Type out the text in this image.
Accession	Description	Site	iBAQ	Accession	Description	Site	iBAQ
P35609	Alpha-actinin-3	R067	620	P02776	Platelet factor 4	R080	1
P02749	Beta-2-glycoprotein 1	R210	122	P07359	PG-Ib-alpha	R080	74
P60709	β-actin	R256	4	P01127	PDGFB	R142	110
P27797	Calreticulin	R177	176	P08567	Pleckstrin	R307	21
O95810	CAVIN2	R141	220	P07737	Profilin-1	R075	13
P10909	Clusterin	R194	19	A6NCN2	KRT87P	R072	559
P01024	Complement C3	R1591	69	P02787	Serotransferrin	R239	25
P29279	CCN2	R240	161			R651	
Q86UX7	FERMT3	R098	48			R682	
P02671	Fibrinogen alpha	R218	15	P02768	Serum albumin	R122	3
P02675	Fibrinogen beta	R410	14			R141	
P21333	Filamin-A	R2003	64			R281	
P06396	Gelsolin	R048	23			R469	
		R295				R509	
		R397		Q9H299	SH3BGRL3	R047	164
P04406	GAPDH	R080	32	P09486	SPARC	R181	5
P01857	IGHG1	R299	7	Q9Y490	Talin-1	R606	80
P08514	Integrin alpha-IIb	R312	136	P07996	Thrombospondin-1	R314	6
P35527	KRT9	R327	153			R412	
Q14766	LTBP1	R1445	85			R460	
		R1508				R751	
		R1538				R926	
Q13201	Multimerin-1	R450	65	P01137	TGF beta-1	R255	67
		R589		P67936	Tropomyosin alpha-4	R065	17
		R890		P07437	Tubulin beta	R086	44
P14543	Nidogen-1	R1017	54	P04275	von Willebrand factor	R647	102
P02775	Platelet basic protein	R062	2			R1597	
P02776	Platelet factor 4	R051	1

Problem details:
Line by line, output the listing above without alteration.

Solution for this exercise:
Type out the text in this image.
Accession	Description	Site	iBAQ	Accession	Description	Site	iBAQ
P35609	Alpha-actinin-3	R067	620	P02776	Platelet factor 4	R080	1
P02749	Beta-2-glycoprotein 1	R210	122	P07359	PG-Ib-alpha	R080	74
P60709	β-actin	R256	4	P01127	PDGFB	R142	110
P27797	Calreticulin	R177	176	P08567	Pleckstrin	R307	21
O95810	CAVIN2	R141	220	P07737	Profilin-1	R075	13
P10909	Clusterin	R194	19	A6NCN2	KRT87P	R072	559
P01024	Complement C3	R1591	69	P02787	Serotransferrin	R239	25
P29279	CCN2	R240	161			R651	
Q86UX7	FERMT3	R098	48			R682	
P02671	Fibrinogen alpha	R218	15	P02768	Serum albumin	R122	3
P02675	Fibrinogen beta	R410	14			R141	
P21333	Filamin-A	R2003	64			R281	
P06396	Gelsolin	R048	23			R469	
		R295				R509	
		R397		Q9H299	SH3BGRL3	R047	164
P04406	GAPDH	R080	32	P09486	SPARC	R181	5
P01857	IGHG1	R299	7	Q9Y490	Talin-1	R606	80
P08514	Integrin alpha-IIb	R312	136	P07996	Thrombospondin-1	R314	6
P35527	KRT9	R327	153			R412	
Q14766	LTBP1	R1445	85			R460	
		R1508				R751	
		R1538				R926	
Q13201	Multimerin-1	R450	65	P01137	TGF beta-1	R255	67
		R589		P67936	Tropomyosin alpha-4	R065	17
		R890		P07437	Tubulin beta	R086	44
P14543	Nidogen-1	R1017	54	P04275	von Willebrand factor	R647	102
P02775	Platelet basic protein	R062	2			R1597	
P02776	Platelet factor 4	R051	1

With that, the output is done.